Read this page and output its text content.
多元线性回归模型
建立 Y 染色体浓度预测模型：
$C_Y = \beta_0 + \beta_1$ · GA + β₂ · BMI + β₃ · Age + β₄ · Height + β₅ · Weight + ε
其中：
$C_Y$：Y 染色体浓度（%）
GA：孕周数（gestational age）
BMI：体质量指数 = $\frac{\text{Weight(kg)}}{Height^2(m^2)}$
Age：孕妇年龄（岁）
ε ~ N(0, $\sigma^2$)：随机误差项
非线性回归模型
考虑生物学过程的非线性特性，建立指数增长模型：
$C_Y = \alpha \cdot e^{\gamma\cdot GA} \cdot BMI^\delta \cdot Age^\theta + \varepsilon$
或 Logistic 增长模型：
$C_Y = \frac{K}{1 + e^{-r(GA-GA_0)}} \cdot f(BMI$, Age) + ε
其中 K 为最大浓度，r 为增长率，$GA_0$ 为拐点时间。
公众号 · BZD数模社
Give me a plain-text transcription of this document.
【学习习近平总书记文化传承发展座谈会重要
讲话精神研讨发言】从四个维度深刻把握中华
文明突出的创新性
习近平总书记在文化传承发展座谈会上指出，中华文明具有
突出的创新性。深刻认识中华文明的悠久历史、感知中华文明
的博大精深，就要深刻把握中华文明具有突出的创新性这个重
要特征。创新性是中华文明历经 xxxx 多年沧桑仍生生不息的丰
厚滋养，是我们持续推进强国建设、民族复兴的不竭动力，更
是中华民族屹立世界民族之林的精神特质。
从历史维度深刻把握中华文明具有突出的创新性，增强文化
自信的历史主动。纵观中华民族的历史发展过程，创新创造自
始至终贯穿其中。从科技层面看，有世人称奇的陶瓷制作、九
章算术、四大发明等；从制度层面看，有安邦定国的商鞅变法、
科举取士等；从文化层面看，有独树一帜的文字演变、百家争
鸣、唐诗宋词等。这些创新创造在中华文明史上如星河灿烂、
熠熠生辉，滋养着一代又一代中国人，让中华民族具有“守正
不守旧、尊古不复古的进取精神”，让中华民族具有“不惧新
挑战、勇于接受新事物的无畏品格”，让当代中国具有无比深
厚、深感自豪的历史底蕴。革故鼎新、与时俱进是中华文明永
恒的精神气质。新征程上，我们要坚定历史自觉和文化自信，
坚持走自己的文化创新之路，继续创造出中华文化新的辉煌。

____________________

### TASK DIRECTIONS:
Transcribe, word for word, every line from the one containing "Give me a plain-text" through the final line of the entries, and nothing else.

### RESPONSE TO THIS TASK:
Give me a plain-text transcription of this document.
【学习习近平总书记文化传承发展座谈会重要
讲话精神研讨发言】从四个维度深刻把握中华
文明突出的创新性
习近平总书记在文化传承发展座谈会上指出，中华文明具有
突出的创新性。深刻认识中华文明的悠久历史、感知中华文明
的博大精深，就要深刻把握中华文明具有突出的创新性这个重
要特征。创新性是中华文明历经 xxxx 多年沧桑仍生生不息的丰
厚滋养，是我们持续推进强国建设、民族复兴的不竭动力，更
是中华民族屹立世界民族之林的精神特质。
从历史维度深刻把握中华文明具有突出的创新性，增强文化
自信的历史主动。纵观中华民族的历史发展过程，创新创造自
始至终贯穿其中。从科技层面看，有世人称奇的陶瓷制作、九
章算术、四大发明等；从制度层面看，有安邦定国的商鞅变法、
科举取士等；从文化层面看，有独树一帜的文字演变、百家争
鸣、唐诗宋词等。这些创新创造在中华文明史上如星河灿烂、
熠熠生辉，滋养着一代又一代中国人，让中华民族具有“守正
不守旧、尊古不复古的进取精神”，让中华民族具有“不惧新
挑战、勇于接受新事物的无畏品格”，让当代中国具有无比深
厚、深感自豪的历史底蕴。革故鼎新、与时俱进是中华文明永
恒的精神气质。新征程上，我们要坚定历史自觉和文化自信，
坚持走自己的文化创新之路，继续创造出中华文化新的辉煌。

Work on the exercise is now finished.